WHAT TO DO =>
Emit the entire listing verbatim.

Dataset entries =>
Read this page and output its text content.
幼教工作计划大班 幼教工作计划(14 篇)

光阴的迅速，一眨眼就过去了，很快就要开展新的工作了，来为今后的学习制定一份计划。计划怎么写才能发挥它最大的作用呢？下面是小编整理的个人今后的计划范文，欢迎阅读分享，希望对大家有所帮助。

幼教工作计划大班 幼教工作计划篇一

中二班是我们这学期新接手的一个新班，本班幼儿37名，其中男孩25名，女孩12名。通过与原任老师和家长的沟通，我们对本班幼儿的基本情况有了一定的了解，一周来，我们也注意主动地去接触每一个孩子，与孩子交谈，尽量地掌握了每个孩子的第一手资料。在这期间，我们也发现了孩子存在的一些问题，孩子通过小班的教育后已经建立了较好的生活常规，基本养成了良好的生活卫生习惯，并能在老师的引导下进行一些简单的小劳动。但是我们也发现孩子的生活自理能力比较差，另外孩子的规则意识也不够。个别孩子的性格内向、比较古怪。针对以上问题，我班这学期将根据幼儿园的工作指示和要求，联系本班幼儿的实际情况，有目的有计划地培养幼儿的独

SOLUTION TO THE EXERCISE =>
Read this page and output its text content.
幼教工作计划大班 幼教工作计划(14 篇)

光阴的迅速，一眨眼就过去了，很快就要开展新的工作了，来为今后的学习制定一份计划。计划怎么写才能发挥它最大的作用呢？下面是小编整理的个人今后的计划范文，欢迎阅读分享，希望对大家有所帮助。

幼教工作计划大班 幼教工作计划篇一

中二班是我们这学期新接手的一个新班，本班幼儿37名，其中男孩25名，女孩12名。通过与原任老师和家长的沟通，我们对本班幼儿的基本情况有了一定的了解，一周来，我们也注意主动地去接触每一个孩子，与孩子交谈，尽量地掌握了每个孩子的第一手资料。在这期间，我们也发现了孩子存在的一些问题，孩子通过小班的教育后已经建立了较好的生活常规，基本养成了良好的生活卫生习惯，并能在老师的引导下进行一些简单的小劳动。但是我们也发现孩子的生活自理能力比较差，另外孩子的规则意识也不够。个别孩子的性格内向、比较古怪。针对以上问题，我班这学期将根据幼儿园的工作指示和要求，联系本班幼儿的实际情况，有目的有计划地培养幼儿的独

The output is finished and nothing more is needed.